STATED GOAL:
Render every entry exactly as it appears.

▽

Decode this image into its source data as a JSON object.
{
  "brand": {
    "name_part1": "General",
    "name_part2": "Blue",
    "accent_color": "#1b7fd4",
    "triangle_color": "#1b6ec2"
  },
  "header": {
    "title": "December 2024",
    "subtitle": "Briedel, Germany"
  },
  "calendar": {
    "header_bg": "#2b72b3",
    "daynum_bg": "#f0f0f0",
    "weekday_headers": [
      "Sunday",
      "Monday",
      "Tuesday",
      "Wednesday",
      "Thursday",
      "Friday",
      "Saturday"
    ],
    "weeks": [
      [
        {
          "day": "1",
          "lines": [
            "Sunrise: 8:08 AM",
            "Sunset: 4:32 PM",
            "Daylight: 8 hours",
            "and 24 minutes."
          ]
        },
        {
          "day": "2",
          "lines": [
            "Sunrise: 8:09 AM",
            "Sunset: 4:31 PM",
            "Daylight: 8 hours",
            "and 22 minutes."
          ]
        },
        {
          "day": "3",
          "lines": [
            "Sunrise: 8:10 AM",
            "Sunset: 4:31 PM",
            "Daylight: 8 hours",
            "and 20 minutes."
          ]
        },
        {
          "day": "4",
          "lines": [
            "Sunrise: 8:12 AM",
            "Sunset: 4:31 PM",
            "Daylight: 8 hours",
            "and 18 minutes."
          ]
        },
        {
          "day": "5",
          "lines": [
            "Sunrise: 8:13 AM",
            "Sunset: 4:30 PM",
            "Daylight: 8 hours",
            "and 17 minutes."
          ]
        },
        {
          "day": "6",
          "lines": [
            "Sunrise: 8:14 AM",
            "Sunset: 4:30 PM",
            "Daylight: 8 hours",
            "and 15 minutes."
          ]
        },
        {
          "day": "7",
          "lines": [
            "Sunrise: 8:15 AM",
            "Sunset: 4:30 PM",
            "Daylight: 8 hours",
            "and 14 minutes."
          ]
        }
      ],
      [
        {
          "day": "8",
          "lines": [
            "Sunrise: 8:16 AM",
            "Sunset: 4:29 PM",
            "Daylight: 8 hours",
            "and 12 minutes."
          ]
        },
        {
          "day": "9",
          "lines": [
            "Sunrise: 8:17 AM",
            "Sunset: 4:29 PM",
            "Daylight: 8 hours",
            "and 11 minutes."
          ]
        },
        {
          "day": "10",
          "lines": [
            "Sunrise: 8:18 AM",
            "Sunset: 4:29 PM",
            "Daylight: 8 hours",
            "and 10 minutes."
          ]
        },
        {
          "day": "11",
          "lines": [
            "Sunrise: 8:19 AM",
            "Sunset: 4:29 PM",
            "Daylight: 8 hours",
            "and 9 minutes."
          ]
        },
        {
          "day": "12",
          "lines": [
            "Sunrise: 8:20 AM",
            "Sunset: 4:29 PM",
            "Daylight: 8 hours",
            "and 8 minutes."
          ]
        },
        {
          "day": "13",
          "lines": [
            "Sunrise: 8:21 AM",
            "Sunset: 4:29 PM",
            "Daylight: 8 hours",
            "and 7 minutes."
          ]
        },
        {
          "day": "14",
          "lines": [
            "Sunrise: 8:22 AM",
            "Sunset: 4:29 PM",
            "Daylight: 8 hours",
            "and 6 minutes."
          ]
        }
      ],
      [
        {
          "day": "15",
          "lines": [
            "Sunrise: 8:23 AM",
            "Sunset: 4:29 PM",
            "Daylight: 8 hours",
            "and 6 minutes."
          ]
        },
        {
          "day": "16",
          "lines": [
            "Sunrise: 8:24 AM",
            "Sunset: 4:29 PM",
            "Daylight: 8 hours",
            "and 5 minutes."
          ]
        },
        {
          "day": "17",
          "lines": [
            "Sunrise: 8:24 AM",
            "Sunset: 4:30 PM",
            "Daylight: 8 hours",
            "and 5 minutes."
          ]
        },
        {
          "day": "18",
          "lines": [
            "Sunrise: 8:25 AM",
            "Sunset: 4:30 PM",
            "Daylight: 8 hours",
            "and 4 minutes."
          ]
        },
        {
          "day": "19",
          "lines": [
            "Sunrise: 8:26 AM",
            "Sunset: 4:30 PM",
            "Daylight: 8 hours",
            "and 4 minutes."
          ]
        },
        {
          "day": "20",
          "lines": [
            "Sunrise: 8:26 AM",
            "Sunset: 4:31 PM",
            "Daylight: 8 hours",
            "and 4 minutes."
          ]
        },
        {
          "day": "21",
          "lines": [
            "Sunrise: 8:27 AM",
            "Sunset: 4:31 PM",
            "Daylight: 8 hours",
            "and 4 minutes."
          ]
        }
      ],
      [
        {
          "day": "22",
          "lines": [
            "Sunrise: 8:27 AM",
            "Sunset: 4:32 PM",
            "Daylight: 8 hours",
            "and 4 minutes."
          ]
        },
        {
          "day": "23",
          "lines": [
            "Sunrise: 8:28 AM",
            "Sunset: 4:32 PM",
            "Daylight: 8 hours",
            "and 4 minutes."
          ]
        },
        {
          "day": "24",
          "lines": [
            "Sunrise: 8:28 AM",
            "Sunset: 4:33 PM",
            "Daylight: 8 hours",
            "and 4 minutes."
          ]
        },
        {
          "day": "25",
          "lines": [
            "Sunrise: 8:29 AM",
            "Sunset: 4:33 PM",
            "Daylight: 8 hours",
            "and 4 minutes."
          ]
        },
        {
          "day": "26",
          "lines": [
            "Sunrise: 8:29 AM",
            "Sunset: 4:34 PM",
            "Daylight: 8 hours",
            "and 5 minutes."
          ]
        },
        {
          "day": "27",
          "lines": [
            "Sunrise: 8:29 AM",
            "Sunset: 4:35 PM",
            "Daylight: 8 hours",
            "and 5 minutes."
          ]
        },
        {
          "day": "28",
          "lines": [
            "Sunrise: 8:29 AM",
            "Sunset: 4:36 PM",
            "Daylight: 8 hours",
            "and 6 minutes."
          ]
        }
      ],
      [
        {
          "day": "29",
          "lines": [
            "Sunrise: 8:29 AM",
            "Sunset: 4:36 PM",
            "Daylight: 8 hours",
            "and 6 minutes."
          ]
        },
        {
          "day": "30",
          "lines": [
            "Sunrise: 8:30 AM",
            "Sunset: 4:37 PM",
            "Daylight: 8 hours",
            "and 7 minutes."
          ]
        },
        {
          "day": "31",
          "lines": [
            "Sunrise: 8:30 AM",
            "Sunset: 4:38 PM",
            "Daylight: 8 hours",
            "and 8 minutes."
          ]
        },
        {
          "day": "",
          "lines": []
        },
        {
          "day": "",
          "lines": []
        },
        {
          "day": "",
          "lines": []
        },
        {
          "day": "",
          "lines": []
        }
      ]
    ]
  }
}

△

SOLUTION FOR THIS TASK:
Decode this image into its source data as a JSON object.
{
  "brand": {
    "name_part1": "General",
    "name_part2": "Blue",
    "accent_color": "#1b7fd4",
    "triangle_color": "#1b6ec2"
  },
  "header": {
    "title": "December 2024",
    "subtitle": "Briedel, Germany"
  },
  "calendar": {
    "header_bg": "#2b72b3",
    "daynum_bg": "#f0f0f0",
    "weekday_headers": [
      "Sunday",
      "Monday",
      "Tuesday",
      "Wednesday",
      "Thursday",
      "Friday",
      "Saturday"
    ],
    "weeks": [
      [
        {
          "day": "1",
          "lines": [
            "Sunrise: 8:08 AM",
            "Sunset: 4:32 PM",
            "Daylight: 8 hours",
            "and 24 minutes."
          ]
        },
        {
          "day": "2",
          "lines": [
            "Sunrise: 8:09 AM",
            "Sunset: 4:31 PM",
            "Daylight: 8 hours",
            "and 22 minutes."
          ]
        },
        {
          "day": "3",
          "lines": [
            "Sunrise: 8:10 AM",
            "Sunset: 4:31 PM",
            "Daylight: 8 hours",
            "and 20 minutes."
          ]
        },
        {
          "day": "4",
          "lines": [
            "Sunrise: 8:12 AM",
            "Sunset: 4:31 PM",
            "Daylight: 8 hours",
            "and 18 minutes."
          ]
        },
        {
          "day": "5",
          "lines": [
            "Sunrise: 8:13 AM",
            "Sunset: 4:30 PM",
            "Daylight: 8 hours",
            "and 17 minutes."
          ]
        },
        {
          "day": "6",
          "lines": [
            "Sunrise: 8:14 AM",
            "Sunset: 4:30 PM",
            "Daylight: 8 hours",
            "and 15 minutes."
          ]
        },
        {
          "day": "7",
          "lines": [
            "Sunrise: 8:15 AM",
            "Sunset: 4:30 PM",
            "Daylight: 8 hours",
            "and 14 minutes."
          ]
        }
      ],
      [
        {
          "day": "8",
          "lines": [
            "Sunrise: 8:16 AM",
            "Sunset: 4:29 PM",
            "Daylight: 8 hours",
            "and 12 minutes."
          ]
        },
        {
          "day": "9",
          "lines": [
            "Sunrise: 8:17 AM",
            "Sunset: 4:29 PM",
            "Daylight: 8 hours",
            "and 11 minutes."
          ]
        },
        {
          "day": "10",
          "lines": [
            "Sunrise: 8:18 AM",
            "Sunset: 4:29 PM",
            "Daylight: 8 hours",
            "and 10 minutes."
          ]
        },
        {
          "day": "11",
          "lines": [
            "Sunrise: 8:19 AM",
            "Sunset: 4:29 PM",
            "Daylight: 8 hours",
            "and 9 minutes."
          ]
        },
        {
          "day": "12",
          "lines": [
            "Sunrise: 8:20 AM",
            "Sunset: 4:29 PM",
            "Daylight: 8 hours",
            "and 8 minutes."
          ]
        },
        {
          "day": "13",
          "lines": [
            "Sunrise: 8:21 AM",
            "Sunset: 4:29 PM",
            "Daylight: 8 hours",
            "and 7 minutes."
          ]
        },
        {
          "day": "14",
          "lines": [
            "Sunrise: 8:22 AM",
            "Sunset: 4:29 PM",
            "Daylight: 8 hours",
            "and 6 minutes."
          ]
        }
      ],
      [
        {
          "day": "15",
          "lines": [
            "Sunrise: 8:23 AM",
            "Sunset: 4:29 PM",
            "Daylight: 8 hours",
            "and 6 minutes."
          ]
        },
        {
          "day": "16",
          "lines": [
            "Sunrise: 8:24 AM",
            "Sunset: 4:29 PM",
            "Daylight: 8 hours",
            "and 5 minutes."
          ]
        },
        {
          "day": "17",
          "lines": [
            "Sunrise: 8:24 AM",
            "Sunset: 4:30 PM",
            "Daylight: 8 hours",
            "and 5 minutes."
          ]
        },
        {
          "day": "18",
          "lines": [
            "Sunrise: 8:25 AM",
            "Sunset: 4:30 PM",
            "Daylight: 8 hours",
            "and 4 minutes."
          ]
        },
        {
          "day": "19",
          "lines": [
            "Sunrise: 8:26 AM",
            "Sunset: 4:30 PM",
            "Daylight: 8 hours",
            "and 4 minutes."
          ]
        },
        {
          "day": "20",
          "lines": [
            "Sunrise: 8:26 AM",
            "Sunset: 4:31 PM",
            "Daylight: 8 hours",
            "and 4 minutes."
          ]
        },
        {
          "day": "21",
          "lines": [
            "Sunrise: 8:27 AM",
            "Sunset: 4:31 PM",
            "Daylight: 8 hours",
            "and 4 minutes."
          ]
        }
      ],
      [
        {
          "day": "22",
          "lines": [
            "Sunrise: 8:27 AM",
            "Sunset: 4:32 PM",
            "Daylight: 8 hours",
            "and 4 minutes."
          ]
        },
        {
          "day": "23",
          "lines": [
            "Sunrise: 8:28 AM",
            "Sunset: 4:32 PM",
            "Daylight: 8 hours",
            "and 4 minutes."
          ]
        },
        {
          "day": "24",
          "lines": [
            "Sunrise: 8:28 AM",
            "Sunset: 4:33 PM",
            "Daylight: 8 hours",
            "and 4 minutes."
          ]
        },
        {
          "day": "25",
          "lines": [
            "Sunrise: 8:29 AM",
            "Sunset: 4:33 PM",
            "Daylight: 8 hours",
            "and 4 minutes."
          ]
        },
        {
          "day": "26",
          "lines": [
            "Sunrise: 8:29 AM",
            "Sunset: 4:34 PM",
            "Daylight: 8 hours",
            "and 5 minutes."
          ]
        },
        {
          "day": "27",
          "lines": [
            "Sunrise: 8:29 AM",
            "Sunset: 4:35 PM",
            "Daylight: 8 hours",
            "and 5 minutes."
          ]
        },
        {
          "day": "28",
          "lines": [
            "Sunrise: 8:29 AM",
            "Sunset: 4:36 PM",
            "Daylight: 8 hours",
            "and 6 minutes."
          ]
        }
      ],
      [
        {
          "day": "29",
          "lines": [
            "Sunrise: 8:29 AM",
            "Sunset: 4:36 PM",
            "Daylight: 8 hours",
            "and 6 minutes."
          ]
        },
        {
          "day": "30",
          "lines": [
            "Sunrise: 8:30 AM",
            "Sunset: 4:37 PM",
            "Daylight: 8 hours",
            "and 7 minutes."
          ]
        },
        {
          "day": "31",
          "lines": [
            "Sunrise: 8:30 AM",
            "Sunset: 4:38 PM",
            "Daylight: 8 hours",
            "and 8 minutes."
          ]
        },
        {
          "day": "",
          "lines": []
        },
        {
          "day": "",
          "lines": []
        },
        {
          "day": "",
          "lines": []
        },
        {
          "day": "",
          "lines": []
        }
      ]
    ]
  }
}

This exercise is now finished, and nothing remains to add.